### [Exercise aim]
Each of the entries should be retyped precisely as it appears.

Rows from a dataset
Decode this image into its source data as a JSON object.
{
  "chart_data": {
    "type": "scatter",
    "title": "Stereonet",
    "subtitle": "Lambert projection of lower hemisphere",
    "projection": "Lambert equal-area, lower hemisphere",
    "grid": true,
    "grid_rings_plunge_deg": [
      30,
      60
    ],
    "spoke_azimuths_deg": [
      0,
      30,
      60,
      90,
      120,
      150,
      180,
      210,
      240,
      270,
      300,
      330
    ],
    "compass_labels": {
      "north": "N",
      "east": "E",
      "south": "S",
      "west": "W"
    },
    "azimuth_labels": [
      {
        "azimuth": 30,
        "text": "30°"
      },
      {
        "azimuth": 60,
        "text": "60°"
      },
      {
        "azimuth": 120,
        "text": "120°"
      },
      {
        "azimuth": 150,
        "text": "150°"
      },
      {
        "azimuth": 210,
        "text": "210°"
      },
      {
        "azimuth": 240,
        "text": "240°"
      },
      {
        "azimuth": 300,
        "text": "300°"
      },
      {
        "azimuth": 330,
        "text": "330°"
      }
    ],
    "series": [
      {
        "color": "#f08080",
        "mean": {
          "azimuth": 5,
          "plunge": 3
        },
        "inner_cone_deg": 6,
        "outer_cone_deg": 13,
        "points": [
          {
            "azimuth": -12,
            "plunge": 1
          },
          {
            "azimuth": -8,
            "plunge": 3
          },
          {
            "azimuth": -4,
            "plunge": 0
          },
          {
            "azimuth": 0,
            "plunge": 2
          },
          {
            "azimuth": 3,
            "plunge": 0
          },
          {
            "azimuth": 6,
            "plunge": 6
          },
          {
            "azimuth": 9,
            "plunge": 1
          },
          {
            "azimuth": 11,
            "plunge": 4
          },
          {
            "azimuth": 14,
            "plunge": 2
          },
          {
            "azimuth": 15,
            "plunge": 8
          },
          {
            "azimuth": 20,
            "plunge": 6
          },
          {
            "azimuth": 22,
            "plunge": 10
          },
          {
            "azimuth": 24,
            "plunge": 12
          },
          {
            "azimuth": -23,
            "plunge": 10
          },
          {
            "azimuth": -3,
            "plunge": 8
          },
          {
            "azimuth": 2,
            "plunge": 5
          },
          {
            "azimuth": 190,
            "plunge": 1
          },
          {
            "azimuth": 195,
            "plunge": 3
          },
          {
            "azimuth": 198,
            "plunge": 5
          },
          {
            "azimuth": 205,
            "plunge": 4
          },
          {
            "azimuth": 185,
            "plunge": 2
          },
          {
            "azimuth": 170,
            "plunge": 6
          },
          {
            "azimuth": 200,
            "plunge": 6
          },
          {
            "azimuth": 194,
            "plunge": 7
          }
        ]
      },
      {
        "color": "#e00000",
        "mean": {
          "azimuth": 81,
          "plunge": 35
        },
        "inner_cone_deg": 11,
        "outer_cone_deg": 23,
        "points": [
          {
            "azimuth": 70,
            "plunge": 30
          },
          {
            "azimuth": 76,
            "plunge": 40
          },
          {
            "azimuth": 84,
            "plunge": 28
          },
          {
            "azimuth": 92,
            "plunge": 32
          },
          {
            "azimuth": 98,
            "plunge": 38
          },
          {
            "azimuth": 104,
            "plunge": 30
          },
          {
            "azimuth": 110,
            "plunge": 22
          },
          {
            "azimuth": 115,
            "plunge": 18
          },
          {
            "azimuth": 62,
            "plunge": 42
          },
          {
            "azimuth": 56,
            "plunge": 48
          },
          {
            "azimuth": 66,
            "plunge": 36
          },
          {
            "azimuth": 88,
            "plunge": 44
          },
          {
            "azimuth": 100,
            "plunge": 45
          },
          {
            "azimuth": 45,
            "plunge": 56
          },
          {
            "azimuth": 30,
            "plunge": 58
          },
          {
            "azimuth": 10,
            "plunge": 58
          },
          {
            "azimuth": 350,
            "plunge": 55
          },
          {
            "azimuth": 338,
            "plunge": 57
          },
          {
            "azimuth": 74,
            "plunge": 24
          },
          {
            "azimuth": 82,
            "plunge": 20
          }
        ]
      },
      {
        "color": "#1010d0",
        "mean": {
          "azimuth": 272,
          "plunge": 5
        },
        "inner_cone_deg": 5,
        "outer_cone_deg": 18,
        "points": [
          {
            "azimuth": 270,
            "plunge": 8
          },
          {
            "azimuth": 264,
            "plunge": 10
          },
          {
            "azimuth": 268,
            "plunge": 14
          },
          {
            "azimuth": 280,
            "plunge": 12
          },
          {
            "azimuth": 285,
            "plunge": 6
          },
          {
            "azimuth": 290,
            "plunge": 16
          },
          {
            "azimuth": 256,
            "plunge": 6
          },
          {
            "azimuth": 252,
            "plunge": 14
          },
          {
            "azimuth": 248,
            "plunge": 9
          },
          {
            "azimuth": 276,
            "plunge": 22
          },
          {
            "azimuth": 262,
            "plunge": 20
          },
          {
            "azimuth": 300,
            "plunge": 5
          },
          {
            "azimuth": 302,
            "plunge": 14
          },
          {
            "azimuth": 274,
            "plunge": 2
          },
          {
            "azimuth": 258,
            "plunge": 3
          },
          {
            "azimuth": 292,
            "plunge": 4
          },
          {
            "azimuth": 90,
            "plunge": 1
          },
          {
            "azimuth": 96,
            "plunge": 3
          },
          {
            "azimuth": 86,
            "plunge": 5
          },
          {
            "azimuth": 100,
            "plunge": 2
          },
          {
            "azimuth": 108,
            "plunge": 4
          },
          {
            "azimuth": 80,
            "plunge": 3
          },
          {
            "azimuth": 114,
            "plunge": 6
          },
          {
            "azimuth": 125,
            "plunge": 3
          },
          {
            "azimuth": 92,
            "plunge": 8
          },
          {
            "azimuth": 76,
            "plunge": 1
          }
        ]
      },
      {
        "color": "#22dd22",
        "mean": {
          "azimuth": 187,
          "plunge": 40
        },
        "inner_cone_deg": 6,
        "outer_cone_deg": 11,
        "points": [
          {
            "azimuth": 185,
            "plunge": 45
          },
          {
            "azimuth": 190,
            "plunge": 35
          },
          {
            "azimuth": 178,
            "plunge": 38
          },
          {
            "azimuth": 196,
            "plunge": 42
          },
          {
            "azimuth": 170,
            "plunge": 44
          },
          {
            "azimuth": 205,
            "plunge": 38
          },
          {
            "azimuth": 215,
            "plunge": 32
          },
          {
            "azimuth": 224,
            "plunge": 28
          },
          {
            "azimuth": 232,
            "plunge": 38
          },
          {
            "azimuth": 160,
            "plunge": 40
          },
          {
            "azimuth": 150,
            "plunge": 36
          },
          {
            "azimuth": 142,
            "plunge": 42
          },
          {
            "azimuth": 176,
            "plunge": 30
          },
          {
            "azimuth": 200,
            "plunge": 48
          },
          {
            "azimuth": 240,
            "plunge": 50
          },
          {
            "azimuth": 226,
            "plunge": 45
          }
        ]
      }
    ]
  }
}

### [The output]
Decode this image into its source data as a JSON object.
{
  "chart_data": {
    "type": "scatter",
    "title": "Stereonet",
    "subtitle": "Lambert projection of lower hemisphere",
    "projection": "Lambert equal-area, lower hemisphere",
    "grid": true,
    "grid_rings_plunge_deg": [
      30,
      60
    ],
    "spoke_azimuths_deg": [
      0,
      30,
      60,
      90,
      120,
      150,
      180,
      210,
      240,
      270,
      300,
      330
    ],
    "compass_labels": {
      "north": "N",
      "east": "E",
      "south": "S",
      "west": "W"
    },
    "azimuth_labels": [
      {
        "azimuth": 30,
        "text": "30°"
      },
      {
        "azimuth": 60,
        "text": "60°"
      },
      {
        "azimuth": 120,
        "text": "120°"
      },
      {
        "azimuth": 150,
        "text": "150°"
      },
      {
        "azimuth": 210,
        "text": "210°"
      },
      {
        "azimuth": 240,
        "text": "240°"
      },
      {
        "azimuth": 300,
        "text": "300°"
      },
      {
        "azimuth": 330,
        "text": "330°"
      }
    ],
    "series": [
      {
        "color": "#f08080",
        "mean": {
          "azimuth": 5,
          "plunge": 3
        },
        "inner_cone_deg": 6,
        "outer_cone_deg": 13,
        "points": [
          {
            "azimuth": -12,
            "plunge": 1
          },
          {
            "azimuth": -8,
            "plunge": 3
          },
          {
            "azimuth": -4,
            "plunge": 0
          },
          {
            "azimuth": 0,
            "plunge": 2
          },
          {
            "azimuth": 3,
            "plunge": 0
          },
          {
            "azimuth": 6,
            "plunge": 6
          },
          {
            "azimuth": 9,
            "plunge": 1
          },
          {
            "azimuth": 11,
            "plunge": 4
          },
          {
            "azimuth": 14,
            "plunge": 2
          },
          {
            "azimuth": 15,
            "plunge": 8
          },
          {
            "azimuth": 20,
            "plunge": 6
          },
          {
            "azimuth": 22,
            "plunge": 10
          },
          {
            "azimuth": 24,
            "plunge": 12
          },
          {
            "azimuth": -23,
            "plunge": 10
          },
          {
            "azimuth": -3,
            "plunge": 8
          },
          {
            "azimuth": 2,
            "plunge": 5
          },
          {
            "azimuth": 190,
            "plunge": 1
          },
          {
            "azimuth": 195,
            "plunge": 3
          },
          {
            "azimuth": 198,
            "plunge": 5
          },
          {
            "azimuth": 205,
            "plunge": 4
          },
          {
            "azimuth": 185,
            "plunge": 2
          },
          {
            "azimuth": 170,
            "plunge": 6
          },
          {
            "azimuth": 200,
            "plunge": 6
          },
          {
            "azimuth": 194,
            "plunge": 7
          }
        ]
      },
      {
        "color": "#e00000",
        "mean": {
          "azimuth": 81,
          "plunge": 35
        },
        "inner_cone_deg": 11,
        "outer_cone_deg": 23,
        "points": [
          {
            "azimuth": 70,
            "plunge": 30
          },
          {
            "azimuth": 76,
            "plunge": 40
          },
          {
            "azimuth": 84,
            "plunge": 28
          },
          {
            "azimuth": 92,
            "plunge": 32
          },
          {
            "azimuth": 98,
            "plunge": 38
          },
          {
            "azimuth": 104,
            "plunge": 30
          },
          {
            "azimuth": 110,
            "plunge": 22
          },
          {
            "azimuth": 115,
            "plunge": 18
          },
          {
            "azimuth": 62,
            "plunge": 42
          },
          {
            "azimuth": 56,
            "plunge": 48
          },
          {
            "azimuth": 66,
            "plunge": 36
          },
          {
            "azimuth": 88,
            "plunge": 44
          },
          {
            "azimuth": 100,
            "plunge": 45
          },
          {
            "azimuth": 45,
            "plunge": 56
          },
          {
            "azimuth": 30,
            "plunge": 58
          },
          {
            "azimuth": 10,
            "plunge": 58
          },
          {
            "azimuth": 350,
            "plunge": 55
          },
          {
            "azimuth": 338,
            "plunge": 57
          },
          {
            "azimuth": 74,
            "plunge": 24
          },
          {
            "azimuth": 82,
            "plunge": 20
          }
        ]
      },
      {
        "color": "#1010d0",
        "mean": {
          "azimuth": 272,
          "plunge": 5
        },
        "inner_cone_deg": 5,
        "outer_cone_deg": 18,
        "points": [
          {
            "azimuth": 270,
            "plunge": 8
          },
          {
            "azimuth": 264,
            "plunge": 10
          },
          {
            "azimuth": 268,
            "plunge": 14
          },
          {
            "azimuth": 280,
            "plunge": 12
          },
          {
            "azimuth": 285,
            "plunge": 6
          },
          {
            "azimuth": 290,
            "plunge": 16
          },
          {
            "azimuth": 256,
            "plunge": 6
          },
          {
            "azimuth": 252,
            "plunge": 14
          },
          {
            "azimuth": 248,
            "plunge": 9
          },
          {
            "azimuth": 276,
            "plunge": 22
          },
          {
            "azimuth": 262,
            "plunge": 20
          },
          {
            "azimuth": 300,
            "plunge": 5
          },
          {
            "azimuth": 302,
            "plunge": 14
          },
          {
            "azimuth": 274,
            "plunge": 2
          },
          {
            "azimuth": 258,
            "plunge": 3
          },
          {
            "azimuth": 292,
            "plunge": 4
          },
          {
            "azimuth": 90,
            "plunge": 1
          },
          {
            "azimuth": 96,
            "plunge": 3
          },
          {
            "azimuth": 86,
            "plunge": 5
          },
          {
            "azimuth": 100,
            "plunge": 2
          },
          {
            "azimuth": 108,
            "plunge": 4
          },
          {
            "azimuth": 80,
            "plunge": 3
          },
          {
            "azimuth": 114,
            "plunge": 6
          },
          {
            "azimuth": 125,
            "plunge": 3
          },
          {
            "azimuth": 92,
            "plunge": 8
          },
          {
            "azimuth": 76,
            "plunge": 1
          }
        ]
      },
      {
        "color": "#22dd22",
        "mean": {
          "azimuth": 187,
          "plunge": 40
        },
        "inner_cone_deg": 6,
        "outer_cone_deg": 11,
        "points": [
          {
            "azimuth": 185,
            "plunge": 45
          },
          {
            "azimuth": 190,
            "plunge": 35
          },
          {
            "azimuth": 178,
            "plunge": 38
          },
          {
            "azimuth": 196,
            "plunge": 42
          },
          {
            "azimuth": 170,
            "plunge": 44
          },
          {
            "azimuth": 205,
            "plunge": 38
          },
          {
            "azimuth": 215,
            "plunge": 32
          },
          {
            "azimuth": 224,
            "plunge": 28
          },
          {
            "azimuth": 232,
            "plunge": 38
          },
          {
            "azimuth": 160,
            "plunge": 40
          },
          {
            "azimuth": 150,
            "plunge": 36
          },
          {
            "azimuth": 142,
            "plunge": 42
          },
          {
            "azimuth": 176,
            "plunge": 30
          },
          {
            "azimuth": 200,
            "plunge": 48
          },
          {
            "azimuth": 240,
            "plunge": 50
          },
          {
            "azimuth": 226,
            "plunge": 45
          }
        ]
      }
    ]
  }
}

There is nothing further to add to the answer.